**Exercise**
Reproduce every entry exactly.
--- Start of Task material ---
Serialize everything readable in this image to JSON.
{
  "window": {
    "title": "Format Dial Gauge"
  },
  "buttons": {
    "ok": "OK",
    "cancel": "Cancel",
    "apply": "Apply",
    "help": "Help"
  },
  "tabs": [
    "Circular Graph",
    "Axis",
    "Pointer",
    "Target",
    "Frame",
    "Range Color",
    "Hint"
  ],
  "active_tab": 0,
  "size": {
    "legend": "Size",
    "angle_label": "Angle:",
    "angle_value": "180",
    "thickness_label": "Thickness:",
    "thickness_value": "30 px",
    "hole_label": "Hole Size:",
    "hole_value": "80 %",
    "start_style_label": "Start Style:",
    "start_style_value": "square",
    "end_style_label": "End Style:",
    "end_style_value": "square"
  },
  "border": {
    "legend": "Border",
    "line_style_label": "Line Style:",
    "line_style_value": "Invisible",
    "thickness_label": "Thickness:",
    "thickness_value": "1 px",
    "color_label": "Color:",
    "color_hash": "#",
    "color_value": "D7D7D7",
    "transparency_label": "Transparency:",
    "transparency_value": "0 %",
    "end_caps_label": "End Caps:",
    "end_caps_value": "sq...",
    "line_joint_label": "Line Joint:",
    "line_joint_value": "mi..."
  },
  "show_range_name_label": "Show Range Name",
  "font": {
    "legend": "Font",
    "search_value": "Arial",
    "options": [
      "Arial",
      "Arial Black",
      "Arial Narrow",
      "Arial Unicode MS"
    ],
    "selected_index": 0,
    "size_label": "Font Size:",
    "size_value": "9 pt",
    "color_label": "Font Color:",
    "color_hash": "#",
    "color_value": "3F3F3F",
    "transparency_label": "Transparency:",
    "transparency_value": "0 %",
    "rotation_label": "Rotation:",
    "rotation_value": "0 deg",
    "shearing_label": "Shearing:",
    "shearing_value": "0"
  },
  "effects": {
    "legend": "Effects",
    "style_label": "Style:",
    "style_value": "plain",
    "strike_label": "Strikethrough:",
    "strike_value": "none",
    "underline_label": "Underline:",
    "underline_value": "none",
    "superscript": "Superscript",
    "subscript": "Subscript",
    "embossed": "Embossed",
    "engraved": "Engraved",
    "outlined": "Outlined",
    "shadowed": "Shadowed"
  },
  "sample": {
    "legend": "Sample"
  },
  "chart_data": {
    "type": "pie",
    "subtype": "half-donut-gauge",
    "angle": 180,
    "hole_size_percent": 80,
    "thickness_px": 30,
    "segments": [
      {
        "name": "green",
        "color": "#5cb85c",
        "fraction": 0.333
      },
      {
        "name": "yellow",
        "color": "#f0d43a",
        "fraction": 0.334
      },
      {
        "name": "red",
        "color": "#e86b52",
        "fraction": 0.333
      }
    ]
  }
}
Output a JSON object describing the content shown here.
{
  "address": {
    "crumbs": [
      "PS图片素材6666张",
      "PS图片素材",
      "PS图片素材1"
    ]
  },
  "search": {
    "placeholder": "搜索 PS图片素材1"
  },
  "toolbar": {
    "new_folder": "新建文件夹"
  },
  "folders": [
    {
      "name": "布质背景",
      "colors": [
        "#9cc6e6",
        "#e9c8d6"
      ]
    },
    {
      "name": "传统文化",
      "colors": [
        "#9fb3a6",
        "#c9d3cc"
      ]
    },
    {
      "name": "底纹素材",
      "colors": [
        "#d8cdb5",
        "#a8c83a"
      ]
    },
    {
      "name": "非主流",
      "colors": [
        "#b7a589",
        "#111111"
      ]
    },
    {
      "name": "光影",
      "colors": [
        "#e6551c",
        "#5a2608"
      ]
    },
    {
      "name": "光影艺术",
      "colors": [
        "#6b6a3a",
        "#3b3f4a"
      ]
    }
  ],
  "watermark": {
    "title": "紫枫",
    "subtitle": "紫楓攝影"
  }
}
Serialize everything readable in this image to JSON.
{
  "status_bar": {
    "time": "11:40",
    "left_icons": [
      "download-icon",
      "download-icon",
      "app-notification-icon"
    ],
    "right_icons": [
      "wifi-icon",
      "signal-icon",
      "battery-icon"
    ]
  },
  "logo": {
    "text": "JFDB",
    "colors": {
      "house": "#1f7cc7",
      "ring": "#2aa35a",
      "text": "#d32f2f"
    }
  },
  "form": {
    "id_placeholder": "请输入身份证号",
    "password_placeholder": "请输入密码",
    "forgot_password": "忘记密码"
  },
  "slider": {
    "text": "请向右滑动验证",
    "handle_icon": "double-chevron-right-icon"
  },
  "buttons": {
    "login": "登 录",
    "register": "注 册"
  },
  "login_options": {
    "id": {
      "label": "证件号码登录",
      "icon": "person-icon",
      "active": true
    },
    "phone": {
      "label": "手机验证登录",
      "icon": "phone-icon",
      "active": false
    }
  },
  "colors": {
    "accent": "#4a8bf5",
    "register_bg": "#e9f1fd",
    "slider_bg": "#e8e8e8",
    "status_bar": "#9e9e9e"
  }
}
--- End of Task material ---
**Exercise answer**
Serialize everything readable in this image to JSON.
{
  "window": {
    "title": "Format Dial Gauge"
  },
  "buttons": {
    "ok": "OK",
    "cancel": "Cancel",
    "apply": "Apply",
    "help": "Help"
  },
  "tabs": [
    "Circular Graph",
    "Axis",
    "Pointer",
    "Target",
    "Frame",
    "Range Color",
    "Hint"
  ],
  "active_tab": 0,
  "size": {
    "legend": "Size",
    "angle_label": "Angle:",
    "angle_value": "180",
    "thickness_label": "Thickness:",
    "thickness_value": "30 px",
    "hole_label": "Hole Size:",
    "hole_value": "80 %",
    "start_style_label": "Start Style:",
    "start_style_value": "square",
    "end_style_label": "End Style:",
    "end_style_value": "square"
  },
  "border": {
    "legend": "Border",
    "line_style_label": "Line Style:",
    "line_style_value": "Invisible",
    "thickness_label": "Thickness:",
    "thickness_value": "1 px",
    "color_label": "Color:",
    "color_hash": "#",
    "color_value": "D7D7D7",
    "transparency_label": "Transparency:",
    "transparency_value": "0 %",
    "end_caps_label": "End Caps:",
    "end_caps_value": "sq...",
    "line_joint_label": "Line Joint:",
    "line_joint_value": "mi..."
  },
  "show_range_name_label": "Show Range Name",
  "font": {
    "legend": "Font",
    "search_value": "Arial",
    "options": [
      "Arial",
      "Arial Black",
      "Arial Narrow",
      "Arial Unicode MS"
    ],
    "selected_index": 0,
    "size_label": "Font Size:",
    "size_value": "9 pt",
    "color_label": "Font Color:",
    "color_hash": "#",
    "color_value": "3F3F3F",
    "transparency_label": "Transparency:",
    "transparency_value": "0 %",
    "rotation_label": "Rotation:",
    "rotation_value": "0 deg",
    "shearing_label": "Shearing:",
    "shearing_value": "0"
  },
  "effects": {
    "legend": "Effects",
    "style_label": "Style:",
    "style_value": "plain",
    "strike_label": "Strikethrough:",
    "strike_value": "none",
    "underline_label": "Underline:",
    "underline_value": "none",
    "superscript": "Superscript",
    "subscript": "Subscript",
    "embossed": "Embossed",
    "engraved": "Engraved",
    "outlined": "Outlined",
    "shadowed": "Shadowed"
  },
  "sample": {
    "legend": "Sample"
  },
  "chart_data": {
    "type": "pie",
    "subtype": "half-donut-gauge",
    "angle": 180,
    "hole_size_percent": 80,
    "thickness_px": 30,
    "segments": [
      {
        "name": "green",
        "color": "#5cb85c",
        "fraction": 0.333
      },
      {
        "name": "yellow",
        "color": "#f0d43a",
        "fraction": 0.334
      },
      {
        "name": "red",
        "color": "#e86b52",
        "fraction": 0.333
      }
    ]
  }
}
Output a JSON object describing the content shown here.
{
  "address": {
    "crumbs": [
      "PS图片素材6666张",
      "PS图片素材",
      "PS图片素材1"
    ]
  },
  "search": {
    "placeholder": "搜索 PS图片素材1"
  },
  "toolbar": {
    "new_folder": "新建文件夹"
  },
  "folders": [
    {
      "name": "布质背景",
      "colors": [
        "#9cc6e6",
        "#e9c8d6"
      ]
    },
    {
      "name": "传统文化",
      "colors": [
        "#9fb3a6",
        "#c9d3cc"
      ]
    },
    {
      "name": "底纹素材",
      "colors": [
        "#d8cdb5",
        "#a8c83a"
      ]
    },
    {
      "name": "非主流",
      "colors": [
        "#b7a589",
        "#111111"
      ]
    },
    {
      "name": "光影",
      "colors": [
        "#e6551c",
        "#5a2608"
      ]
    },
    {
      "name": "光影艺术",
      "colors": [
        "#6b6a3a",
        "#3b3f4a"
      ]
    }
  ],
  "watermark": {
    "title": "紫枫",
    "subtitle": "紫楓攝影"
  }
}
Serialize everything readable in this image to JSON.
{
  "status_bar": {
    "time": "11:40",
    "left_icons": [
      "download-icon",
      "download-icon",
      "app-notification-icon"
    ],
    "right_icons": [
      "wifi-icon",
      "signal-icon",
      "battery-icon"
    ]
  },
  "logo": {
    "text": "JFDB",
    "colors": {
      "house": "#1f7cc7",
      "ring": "#2aa35a",
      "text": "#d32f2f"
    }
  },
  "form": {
    "id_placeholder": "请输入身份证号",
    "password_placeholder": "请输入密码",
    "forgot_password": "忘记密码"
  },
  "slider": {
    "text": "请向右滑动验证",
    "handle_icon": "double-chevron-right-icon"
  },
  "buttons": {
    "login": "登 录",
    "register": "注 册"
  },
  "login_options": {
    "id": {
      "label": "证件号码登录",
      "icon": "person-icon",
      "active": true
    },
    "phone": {
      "label": "手机验证登录",
      "icon": "phone-icon",
      "active": false
    }
  },
  "colors": {
    "accent": "#4a8bf5",
    "register_bg": "#e9f1fd",
    "slider_bg": "#e8e8e8",
    "status_bar": "#9e9e9e"
  }
}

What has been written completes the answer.